• [What this task involves]
Count lines, not occurrences: report how many lines in the records hold the string "object", and nothing else.

Collected data entries:
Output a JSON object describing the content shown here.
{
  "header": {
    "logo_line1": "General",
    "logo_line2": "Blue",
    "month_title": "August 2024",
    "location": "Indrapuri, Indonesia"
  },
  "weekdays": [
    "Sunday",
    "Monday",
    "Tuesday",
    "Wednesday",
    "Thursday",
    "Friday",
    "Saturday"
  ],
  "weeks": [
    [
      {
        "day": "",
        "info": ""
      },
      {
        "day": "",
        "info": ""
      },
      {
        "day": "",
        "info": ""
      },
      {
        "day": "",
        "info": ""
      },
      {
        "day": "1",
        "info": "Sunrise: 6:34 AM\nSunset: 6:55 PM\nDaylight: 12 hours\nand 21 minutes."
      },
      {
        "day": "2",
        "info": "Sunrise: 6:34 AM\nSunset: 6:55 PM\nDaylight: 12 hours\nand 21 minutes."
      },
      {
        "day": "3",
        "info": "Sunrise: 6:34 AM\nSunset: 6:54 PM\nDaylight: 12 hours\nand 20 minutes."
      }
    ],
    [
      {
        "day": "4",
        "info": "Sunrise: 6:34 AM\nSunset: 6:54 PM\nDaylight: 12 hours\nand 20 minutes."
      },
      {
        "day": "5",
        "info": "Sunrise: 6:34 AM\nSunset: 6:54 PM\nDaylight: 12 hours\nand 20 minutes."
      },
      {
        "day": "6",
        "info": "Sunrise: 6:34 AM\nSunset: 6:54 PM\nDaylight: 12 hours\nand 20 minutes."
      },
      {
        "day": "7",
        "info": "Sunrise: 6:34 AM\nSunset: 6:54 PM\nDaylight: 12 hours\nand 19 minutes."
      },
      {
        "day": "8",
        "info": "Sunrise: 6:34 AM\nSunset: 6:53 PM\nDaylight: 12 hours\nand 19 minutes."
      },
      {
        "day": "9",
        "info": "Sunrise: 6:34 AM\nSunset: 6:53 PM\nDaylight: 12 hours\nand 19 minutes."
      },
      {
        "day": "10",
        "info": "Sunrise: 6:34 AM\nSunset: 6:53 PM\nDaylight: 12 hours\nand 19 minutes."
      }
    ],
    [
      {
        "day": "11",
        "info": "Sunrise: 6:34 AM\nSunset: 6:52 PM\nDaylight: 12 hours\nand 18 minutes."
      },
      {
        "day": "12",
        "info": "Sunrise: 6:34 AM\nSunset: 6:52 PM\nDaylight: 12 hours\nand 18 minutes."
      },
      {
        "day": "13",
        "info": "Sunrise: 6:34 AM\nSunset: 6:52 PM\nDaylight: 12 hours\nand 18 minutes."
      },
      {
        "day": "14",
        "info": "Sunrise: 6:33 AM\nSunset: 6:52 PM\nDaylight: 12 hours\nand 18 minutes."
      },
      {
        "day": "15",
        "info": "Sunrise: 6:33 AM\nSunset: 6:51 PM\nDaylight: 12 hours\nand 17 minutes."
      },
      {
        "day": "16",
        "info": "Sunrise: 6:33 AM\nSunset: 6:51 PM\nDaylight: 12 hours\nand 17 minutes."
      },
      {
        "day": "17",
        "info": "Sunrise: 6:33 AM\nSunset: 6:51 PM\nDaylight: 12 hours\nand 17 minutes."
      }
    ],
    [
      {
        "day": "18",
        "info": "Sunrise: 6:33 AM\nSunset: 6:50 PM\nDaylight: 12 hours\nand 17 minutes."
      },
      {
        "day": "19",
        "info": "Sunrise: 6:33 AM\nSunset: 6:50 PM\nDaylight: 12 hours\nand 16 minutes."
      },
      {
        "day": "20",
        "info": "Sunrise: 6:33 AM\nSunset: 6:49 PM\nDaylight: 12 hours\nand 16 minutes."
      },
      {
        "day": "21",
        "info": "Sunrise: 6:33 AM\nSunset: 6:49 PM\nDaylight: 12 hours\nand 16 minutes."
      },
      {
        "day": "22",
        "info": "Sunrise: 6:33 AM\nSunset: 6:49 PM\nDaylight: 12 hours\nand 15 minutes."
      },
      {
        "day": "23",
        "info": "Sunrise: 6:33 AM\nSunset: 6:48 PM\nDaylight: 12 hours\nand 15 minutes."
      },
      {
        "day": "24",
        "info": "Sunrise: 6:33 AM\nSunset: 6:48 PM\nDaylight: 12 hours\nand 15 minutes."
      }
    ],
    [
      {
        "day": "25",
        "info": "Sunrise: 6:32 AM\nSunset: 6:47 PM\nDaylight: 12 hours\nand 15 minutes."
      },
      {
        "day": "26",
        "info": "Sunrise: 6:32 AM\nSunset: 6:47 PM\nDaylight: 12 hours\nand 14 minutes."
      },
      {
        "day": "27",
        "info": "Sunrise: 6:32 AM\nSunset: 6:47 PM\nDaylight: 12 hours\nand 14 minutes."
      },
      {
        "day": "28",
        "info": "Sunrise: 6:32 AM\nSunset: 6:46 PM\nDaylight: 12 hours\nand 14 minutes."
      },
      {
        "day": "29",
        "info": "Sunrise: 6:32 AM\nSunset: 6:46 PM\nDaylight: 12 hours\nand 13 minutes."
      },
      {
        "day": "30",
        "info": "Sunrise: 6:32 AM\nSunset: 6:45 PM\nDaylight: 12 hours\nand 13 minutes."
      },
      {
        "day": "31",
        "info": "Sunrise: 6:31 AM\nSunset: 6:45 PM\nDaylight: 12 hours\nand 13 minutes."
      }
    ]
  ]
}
--
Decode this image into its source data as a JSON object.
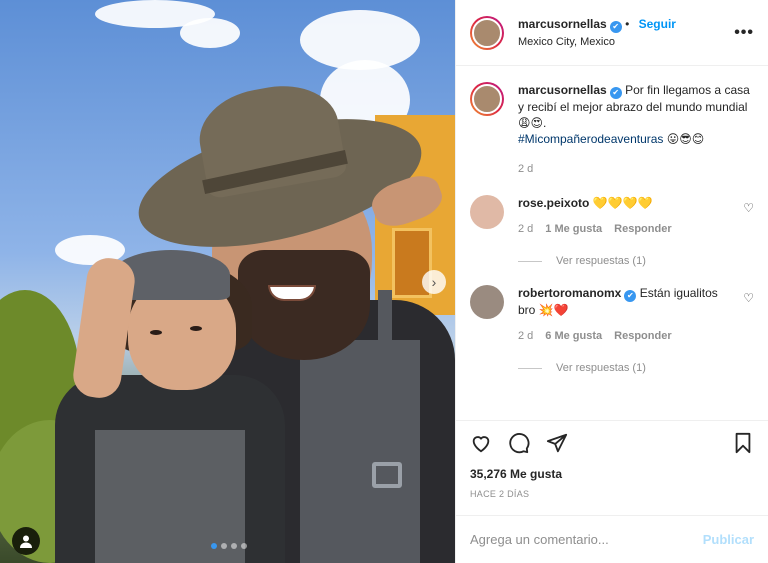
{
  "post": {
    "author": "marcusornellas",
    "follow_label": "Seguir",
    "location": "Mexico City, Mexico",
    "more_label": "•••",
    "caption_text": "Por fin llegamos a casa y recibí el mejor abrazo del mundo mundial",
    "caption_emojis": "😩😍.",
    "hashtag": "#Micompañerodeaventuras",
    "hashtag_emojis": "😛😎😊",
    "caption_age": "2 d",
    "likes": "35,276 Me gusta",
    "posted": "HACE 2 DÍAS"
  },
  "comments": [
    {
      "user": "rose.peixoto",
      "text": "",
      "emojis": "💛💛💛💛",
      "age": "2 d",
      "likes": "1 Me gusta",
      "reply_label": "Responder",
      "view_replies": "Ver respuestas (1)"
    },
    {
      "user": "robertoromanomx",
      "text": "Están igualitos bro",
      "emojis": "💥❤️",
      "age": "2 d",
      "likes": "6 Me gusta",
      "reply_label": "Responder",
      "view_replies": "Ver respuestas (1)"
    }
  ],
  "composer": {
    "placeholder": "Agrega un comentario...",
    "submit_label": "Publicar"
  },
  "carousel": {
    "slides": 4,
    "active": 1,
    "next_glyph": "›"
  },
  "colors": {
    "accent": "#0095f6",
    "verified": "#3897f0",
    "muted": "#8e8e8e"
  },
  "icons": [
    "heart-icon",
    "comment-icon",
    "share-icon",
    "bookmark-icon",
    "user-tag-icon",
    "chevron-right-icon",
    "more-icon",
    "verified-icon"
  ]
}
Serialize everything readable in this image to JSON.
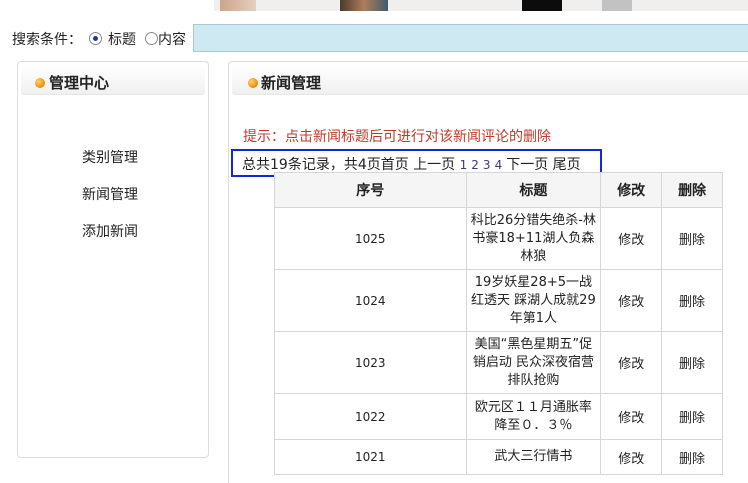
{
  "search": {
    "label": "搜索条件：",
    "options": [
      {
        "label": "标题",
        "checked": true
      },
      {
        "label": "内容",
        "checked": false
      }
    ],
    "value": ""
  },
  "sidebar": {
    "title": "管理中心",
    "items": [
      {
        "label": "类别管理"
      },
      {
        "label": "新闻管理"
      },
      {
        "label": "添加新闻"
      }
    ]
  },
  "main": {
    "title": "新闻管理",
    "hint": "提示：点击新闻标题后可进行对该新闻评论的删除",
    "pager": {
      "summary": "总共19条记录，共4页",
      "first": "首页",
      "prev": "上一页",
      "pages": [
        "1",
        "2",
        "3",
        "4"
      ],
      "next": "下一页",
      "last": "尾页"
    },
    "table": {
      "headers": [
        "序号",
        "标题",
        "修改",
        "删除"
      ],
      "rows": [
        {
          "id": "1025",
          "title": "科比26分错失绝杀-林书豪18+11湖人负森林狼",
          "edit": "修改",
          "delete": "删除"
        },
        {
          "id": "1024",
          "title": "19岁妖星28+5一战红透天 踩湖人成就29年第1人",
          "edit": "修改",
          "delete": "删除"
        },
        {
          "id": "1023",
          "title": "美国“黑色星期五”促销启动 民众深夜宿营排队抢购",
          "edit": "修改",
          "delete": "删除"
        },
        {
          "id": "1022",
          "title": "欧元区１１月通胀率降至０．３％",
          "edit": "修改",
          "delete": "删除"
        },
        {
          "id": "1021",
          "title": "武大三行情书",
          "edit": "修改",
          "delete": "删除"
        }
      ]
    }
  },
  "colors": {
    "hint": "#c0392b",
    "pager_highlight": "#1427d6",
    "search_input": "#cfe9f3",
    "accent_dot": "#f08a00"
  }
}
* * *
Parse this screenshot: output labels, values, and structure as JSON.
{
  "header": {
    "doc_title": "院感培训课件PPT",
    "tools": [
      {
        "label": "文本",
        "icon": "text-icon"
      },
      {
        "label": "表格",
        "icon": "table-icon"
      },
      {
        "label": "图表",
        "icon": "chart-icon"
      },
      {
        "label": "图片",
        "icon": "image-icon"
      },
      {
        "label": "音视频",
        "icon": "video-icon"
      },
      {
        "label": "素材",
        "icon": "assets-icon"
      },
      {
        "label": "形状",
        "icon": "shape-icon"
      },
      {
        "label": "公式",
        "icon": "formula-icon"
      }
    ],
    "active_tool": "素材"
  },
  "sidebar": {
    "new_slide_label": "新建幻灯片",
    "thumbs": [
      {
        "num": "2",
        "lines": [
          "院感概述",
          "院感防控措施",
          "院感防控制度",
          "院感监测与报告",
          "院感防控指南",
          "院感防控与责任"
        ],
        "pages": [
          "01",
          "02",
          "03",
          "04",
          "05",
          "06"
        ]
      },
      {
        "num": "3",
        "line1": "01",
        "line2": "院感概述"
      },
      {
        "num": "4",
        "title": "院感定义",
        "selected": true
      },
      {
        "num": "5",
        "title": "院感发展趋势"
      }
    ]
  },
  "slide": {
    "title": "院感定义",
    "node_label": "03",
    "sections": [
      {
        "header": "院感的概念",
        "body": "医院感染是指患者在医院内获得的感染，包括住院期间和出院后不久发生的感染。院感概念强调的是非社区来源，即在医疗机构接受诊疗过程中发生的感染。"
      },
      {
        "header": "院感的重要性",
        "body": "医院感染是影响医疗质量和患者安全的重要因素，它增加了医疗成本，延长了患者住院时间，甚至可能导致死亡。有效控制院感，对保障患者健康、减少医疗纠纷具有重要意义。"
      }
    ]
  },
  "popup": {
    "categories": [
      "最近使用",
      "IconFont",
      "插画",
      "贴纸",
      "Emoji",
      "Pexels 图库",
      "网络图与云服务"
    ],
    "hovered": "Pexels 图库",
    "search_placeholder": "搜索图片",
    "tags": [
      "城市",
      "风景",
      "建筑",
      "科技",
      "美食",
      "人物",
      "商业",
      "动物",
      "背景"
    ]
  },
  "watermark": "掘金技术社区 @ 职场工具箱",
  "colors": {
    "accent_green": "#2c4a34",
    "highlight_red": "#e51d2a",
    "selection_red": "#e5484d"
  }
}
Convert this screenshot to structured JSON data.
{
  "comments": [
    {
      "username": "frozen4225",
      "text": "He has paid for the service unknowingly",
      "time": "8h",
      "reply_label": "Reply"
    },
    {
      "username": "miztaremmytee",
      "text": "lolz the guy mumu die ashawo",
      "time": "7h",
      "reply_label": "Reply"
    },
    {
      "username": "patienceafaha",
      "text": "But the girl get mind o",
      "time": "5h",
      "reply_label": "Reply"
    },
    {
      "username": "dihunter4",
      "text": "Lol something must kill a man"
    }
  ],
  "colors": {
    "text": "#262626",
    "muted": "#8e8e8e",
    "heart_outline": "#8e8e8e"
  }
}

• [Result below]
2